# Wathose flicken, aber wie???



## FreeLee (22. Juni 2005)

Moin Moin,

Hab mir heute zum Reparieren meiner Wathose so einen Spezialkleber besorgt, nennt sich "Stormsure".

In der Bedienungsanleitung steht zum Flicken von Löchern Folgendes: "Bringen sie auf der Rückseite des Loches einen durchsichtigen Klebestreifen an. Tragen Sie dann Stormsure auf den Klebestreifen und im Umkreis von 10 mm um das Loch auf. Nach 10 Stunden können Sie den Klebestreifen entfernen."

Nun meine Frage: Wenn ich den Klebestreife abmache, ist das Loch doch wieder auf, oder soll ich den Kleber auf die Unterseite des Tapes machen? Aber wie krieg ich das Band dann wieder ab? Und soll auf die Vorderseite der Wathose kein Kleber? Irgendwie steig ich das nicht hinter. #c 

Kennt Ihr Euch vielleicht mit diesem Kleber aus?


----------



## **no name** (22. Juni 2005)

*AW: Wathose flicken, aber wie???*

*Also das Ganze funktioniert folgendermaßen, den Klebestreifen klebst du auf die Innenseite!! der Wathose an der Stelle wo sich das Loch befindet (bei kleinen Löchern müsste nichtmal nen Klebestreifen angebracht werden)...Nun nimmst du die Wathose, säuberst und trocknest sie an der Stelle wo sich das Loch befindet ordentlich und bringst den Kleber sparsam aber in ausreichender Fläche auf. Nun könntest du den Kleber noch mit einem mit "Spüliwasser" (Pril) befeuchteten Finger etwas verteilen (ähnlich wie bei der Silikonverarbeitung). Und fertig ist das Ganze.... musst nur darauf achten das die geklebte Stelle zum trocknen auf einer geraden Unterlage liegt, da ansonsten der Kleber verläuft. Nun nach dem Trocknen noch das Klebeband abziehen und ab zum angeln mit der Hose...#h *


----------



## FreeLee (22. Juni 2005)

#####

Was zu tun ist ->
#1 Wie heißt laut Forenthread zum Flicken der Wathose der Spezialkleber, den FreeLee besorgt hat?
#2 Schreibe den Forenthread zum Flicken der Wathose nach dem zuletzt gezeigten Beitragskopf weiter.
Die Zeilen im Anschluss haben damit nichts zu tun.

Auszug aus Datensatz ->
#####

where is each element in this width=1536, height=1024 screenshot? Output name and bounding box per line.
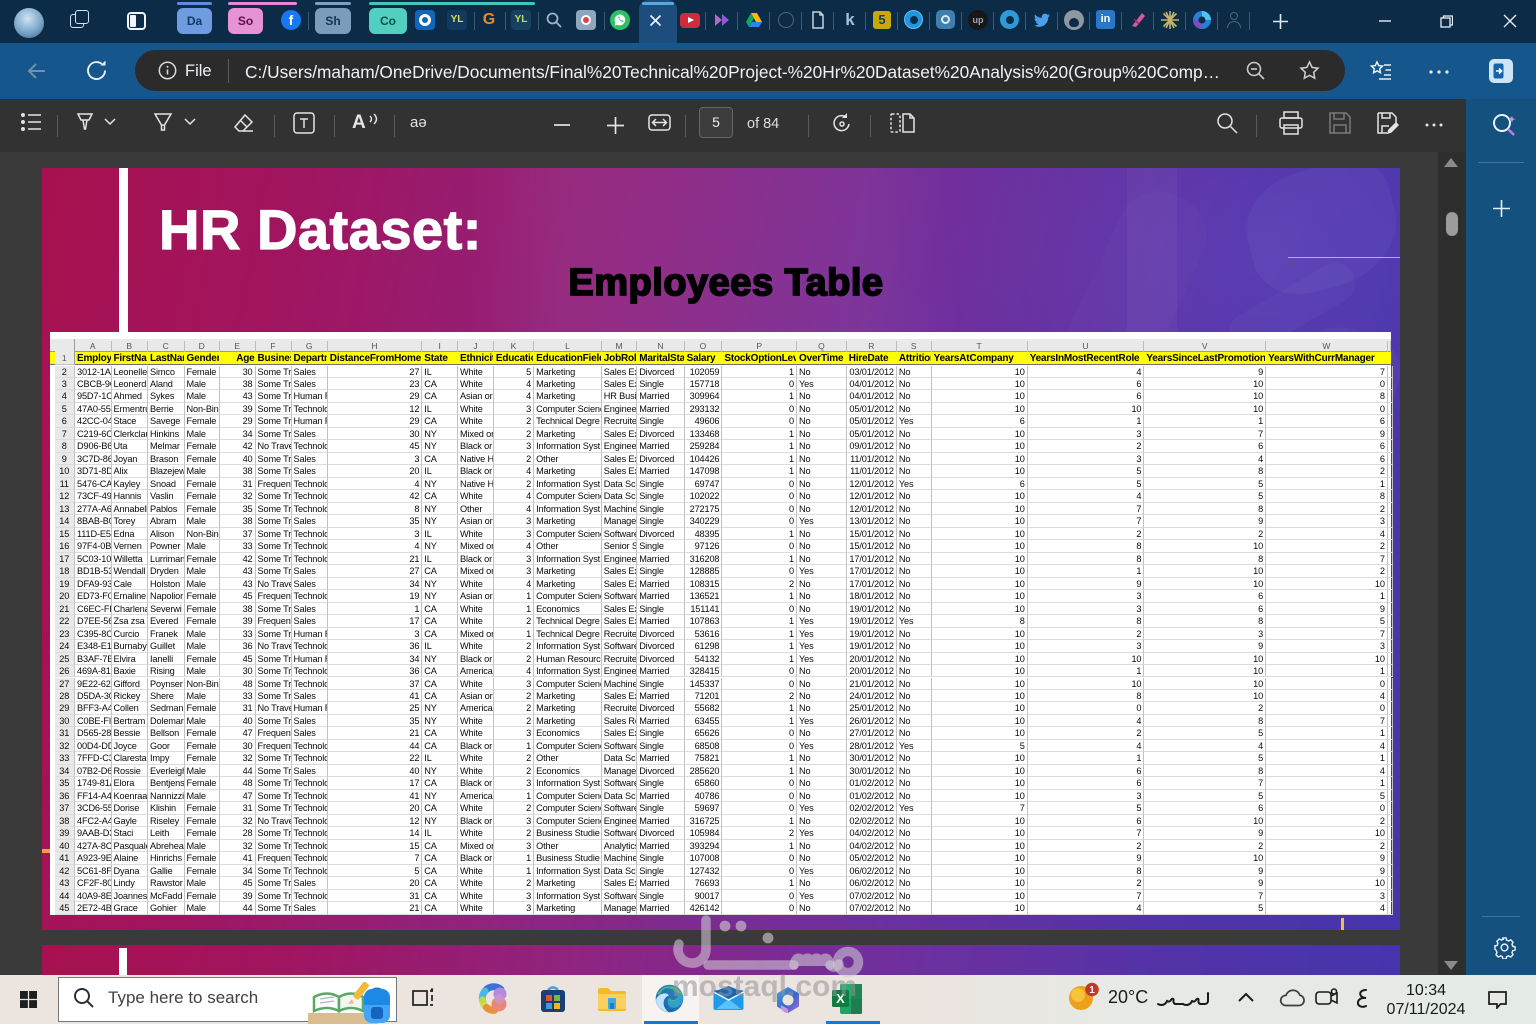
svg-text:1: 1 [1089, 985, 1095, 996]
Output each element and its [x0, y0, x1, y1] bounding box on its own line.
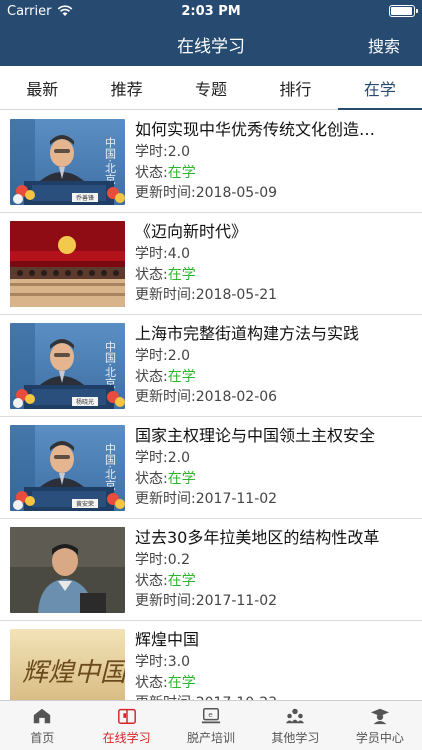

#####

Gelöste Aufgaben ->
#1 Stormsure

#2
*AW: Wathose flicken, aber wie???*

@ **no name**:

Hm, was hat denn der Klebestreifen für ne Funktion? Und wo ist der Kleber, wenn ich das Tape abgezogen habe? Um das Loch herum? Muß denn von außen überhaupt nichts gemacht werden? Is ja komisch.#c 

Ich frag deßhalb so genau nach, weil ich ne Wathose in Schuhgröße 48 hab, und es auf dem deutschen Markt nicht leicht wäre, die zu ersetzen, vom Preis ganz zu schweigen. Darum will ich nix verkehrt machen. Aber das leuchtet mir noch nicht so recht ein . . .


----------



## Hardi (22. Juni 2005)

*AW: Wathose flicken, aber wie???*

Hi FreeLee,

der5Kleber ist nach Abziehen des Klebesterifens (innen) im Loch, er füllte es aus und auf der Aussenseite - auf dem Material. Es hält, habe vor zwei Wochen auch das erste Mal meine Neoprenhose repariert - und es hält.
Gruss Thomas


----------



## FreeLee (22. Juni 2005)

*AW: Wathose flicken, aber wie???*

@ Hardi:

Zieht das Zeug dann von dem Rand bis unter den Klebestreifen? Oder wird der Kleber auf der Klebefläche des Streifens aufgetragen?

Meine Fragen klingen vielleicht doof, aber logisch erscheint mir das auch nicht . . .


----------



## Hardi (22. Juni 2005)

*AW: Wathose flicken, aber wie???*

Das "Zeug" wird auf den Kleber des Klebestereifens aufgestragen und großflächiger auf dem Material um das (hoffentlich nicht zu große) Loch herum. Die Oberfläche wie beschrieben glätten und wagerecht trocknen lassen. Das Ergebnis sieht aus wie ein Fleck mit Klebe - na und. Es hält aber Dicht.
Gruss Thomas


----------



## FreeLee (22. Juni 2005)

*AW: Wathose flicken, aber wie???*

@ Hardi:

Nee nee, das Loch ist winzig, kaum zu sehen, aber nen nassen Fuss krieg ich trotzdem. 

Aus der Anleitung hab ich das so verstanden, dass erst der Klebestreifen aufs Loch kommt und dann der Kleber über den Klebestreifen und außen herum. Darum kam mir das so spanisch vor. Naja, die englische Anleitung klingt auch verständlicher. Hatten die Hersteller wohl Probleme mit der Übersetzung.  Ich probier das einfach mal . . .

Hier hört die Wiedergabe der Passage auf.